What is required. Images excluded, repeat each entry below exactly.

Data lines.
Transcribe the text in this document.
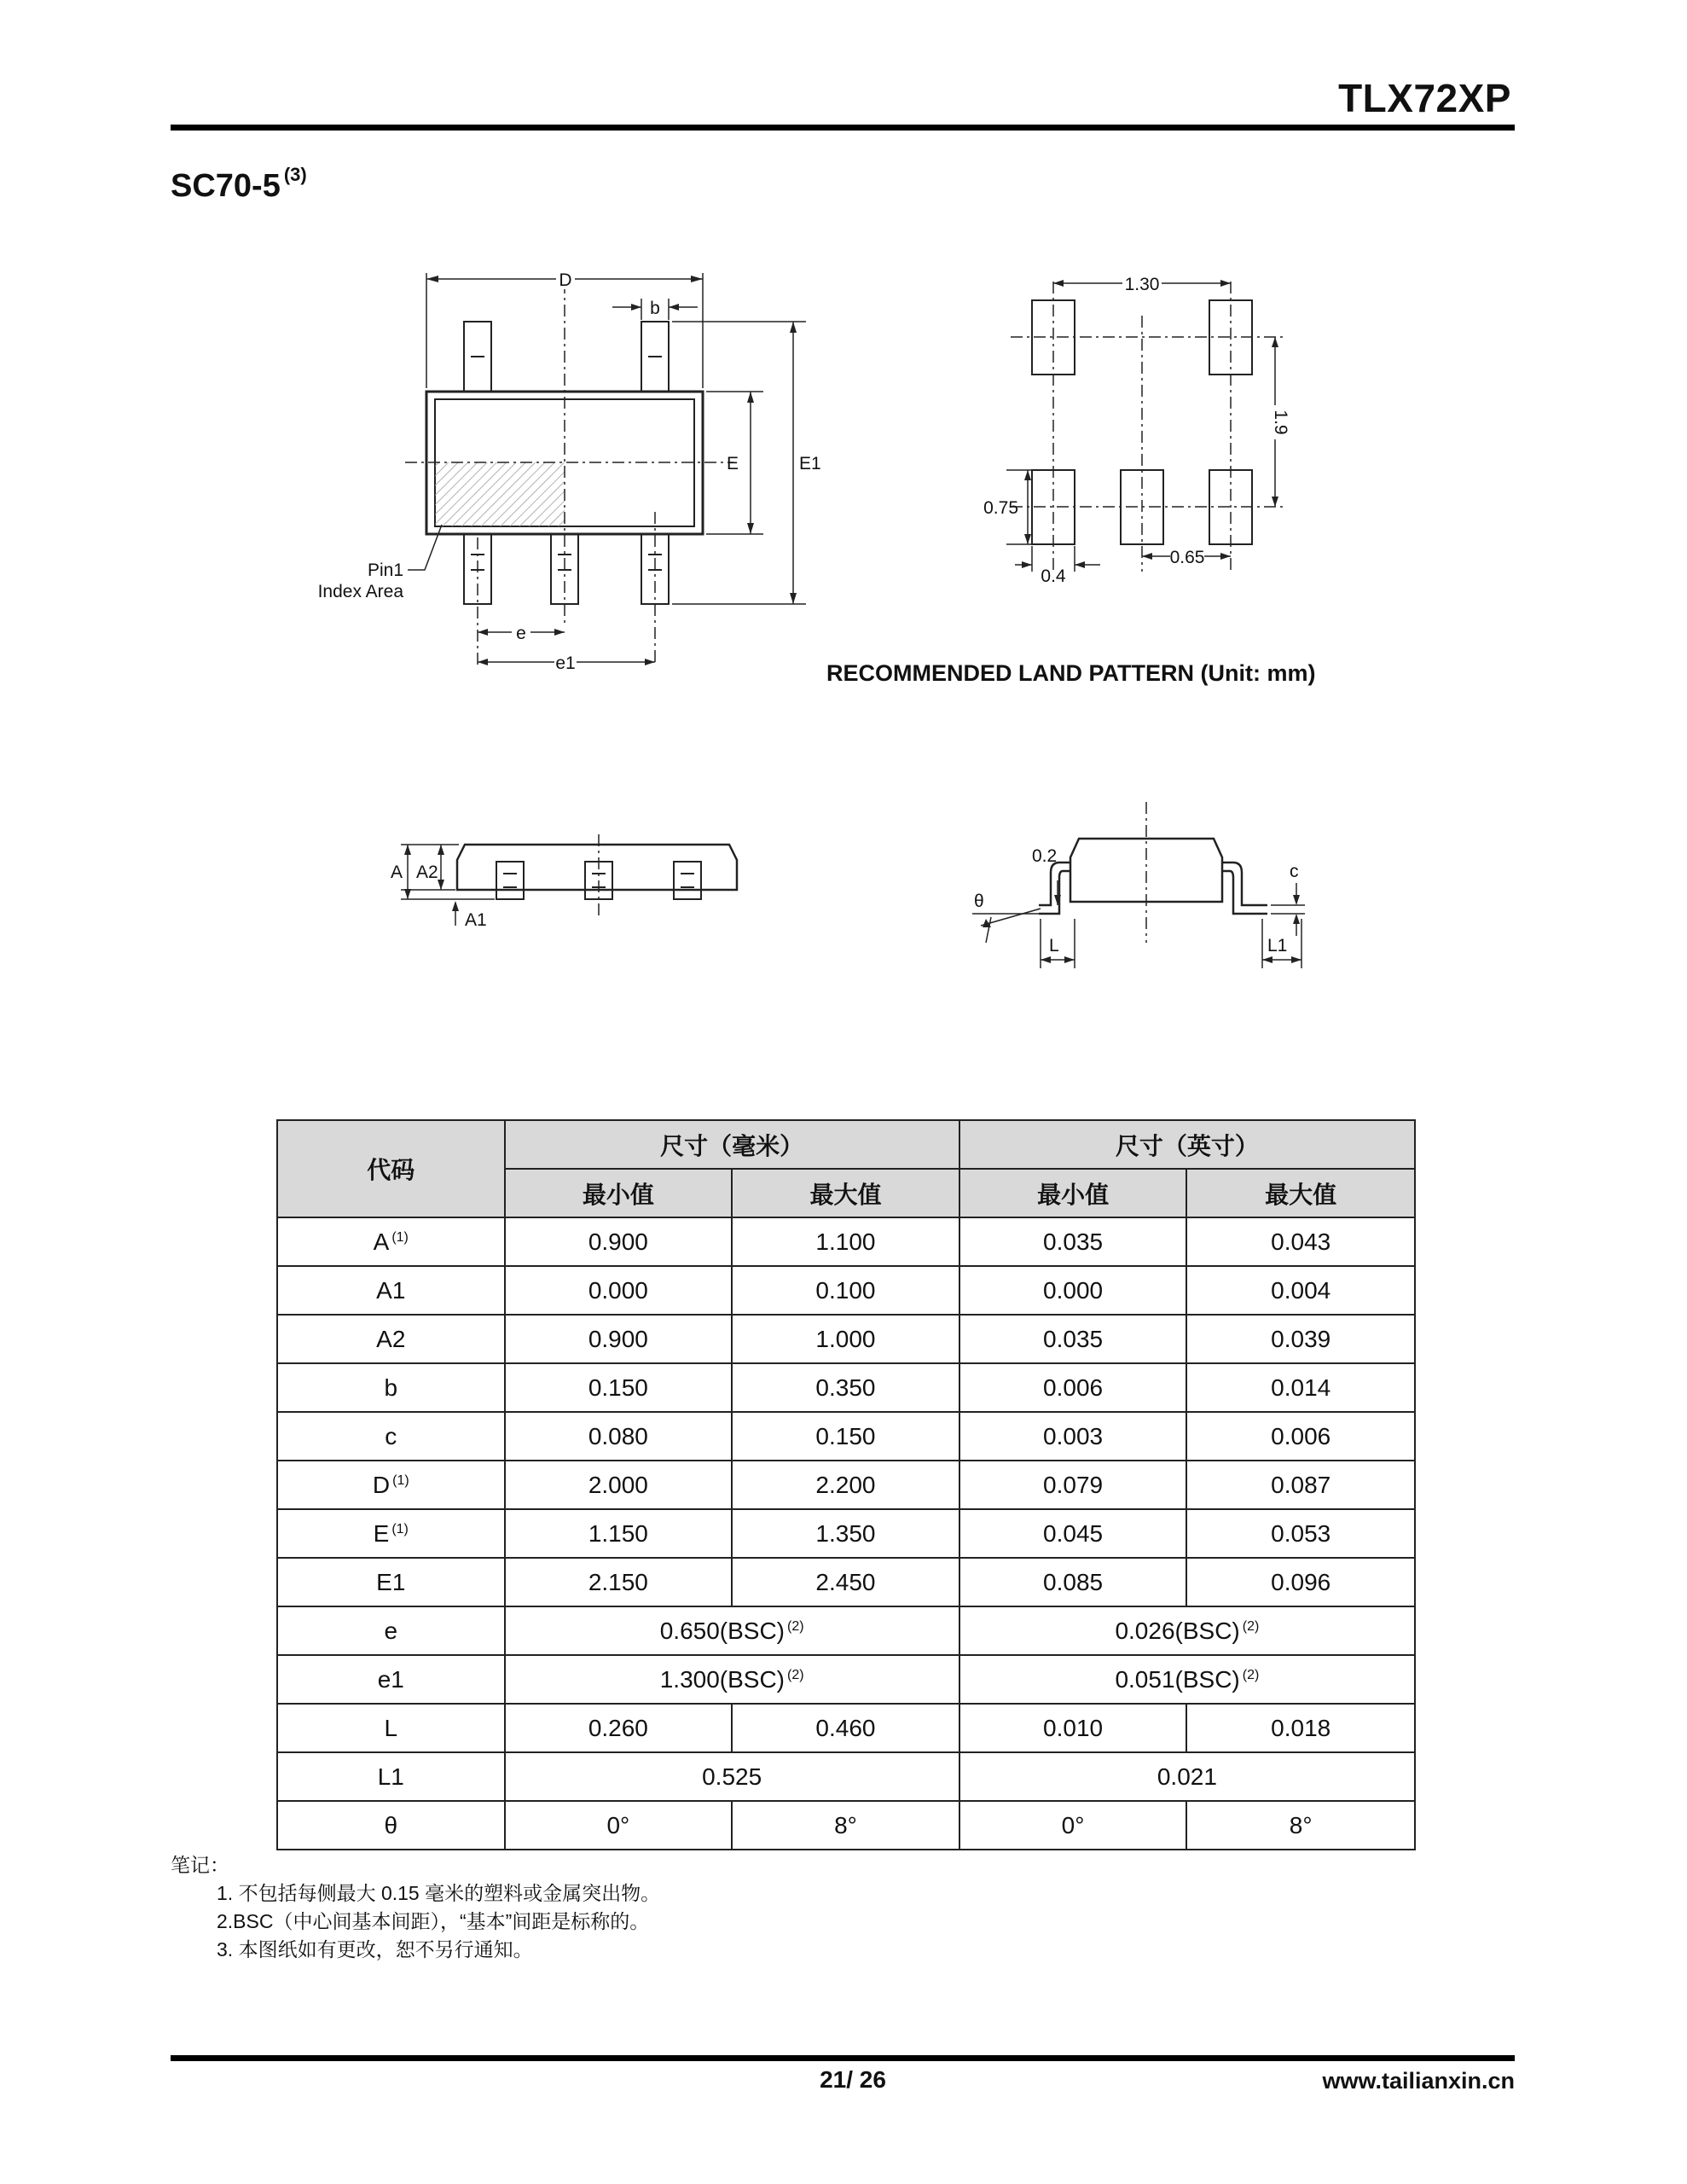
TLX72XP
SC70-5 $^{(3)}$
D
b
E	E1
e
e1
Pin1
Index Area
1.30
1.9
0.75
0.4
0.65
RECOMMENDED LAND PATTERN (Unit: mm)
A A2
A1
0.2
θ
c
L	L1
代码	尺寸（毫米）		尺寸（英寸）	
	最小值	最大值	最小值	最大值
A $^{(1)}$	0.900	1.100	0.035	0.043
A1	0.000	0.100	0.000	0.004
A2	0.900	1.000	0.035	0.039
b	0.150	0.350	0.006	0.014
c	0.080	0.150	0.003	0.006
D $^{(1)}$	2.000	2.200	0.079	0.087
E $^{(1)}$	1.150	1.350	0.045	0.053
E1	2.150	2.450	0.085	0.096
e	0.650(BSC) $^{(2)}$		0.026(BSC) $^{(2)}$
e1	1.300(BSC) $^{(2)}$		0.051(BSC) $^{(2)}$
L	0.260	0.460	0.010	0.018
L1	0.525		0.021	
θ	0°	8°	0°	8°
笔记：
1. 不包括每侧最大 0.15 毫米的塑料或金属突出物。
2.BSC（中心间基本间距），“基本”间距是标称的。
3. 本图纸如有更改，恕不另行通知。
21/ 26	www.tailianxin.cn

Result for this task.
Transcribe the text in this document.
TLX72XP
SC70-5 $^{(3)}$
D
b
E	E1
e
e1
Pin1
Index Area
1.30
1.9
0.75
0.4
0.65
RECOMMENDED LAND PATTERN (Unit: mm)
A A2
A1
0.2
θ
c
L	L1
代码	尺寸（毫米）		尺寸（英寸）	
	最小值	最大值	最小值	最大值
A $^{(1)}$	0.900	1.100	0.035	0.043
A1	0.000	0.100	0.000	0.004
A2	0.900	1.000	0.035	0.039
b	0.150	0.350	0.006	0.014
c	0.080	0.150	0.003	0.006
D $^{(1)}$	2.000	2.200	0.079	0.087
E $^{(1)}$	1.150	1.350	0.045	0.053
E1	2.150	2.450	0.085	0.096
e	0.650(BSC) $^{(2)}$		0.026(BSC) $^{(2)}$
e1	1.300(BSC) $^{(2)}$		0.051(BSC) $^{(2)}$
L	0.260	0.460	0.010	0.018
L1	0.525		0.021	
θ	0°	8°	0°	8°
笔记：
1. 不包括每侧最大 0.15 毫米的塑料或金属突出物。
2.BSC（中心间基本间距），“基本”间距是标称的。
3. 本图纸如有更改，恕不另行通知。
21/ 26	www.tailianxin.cn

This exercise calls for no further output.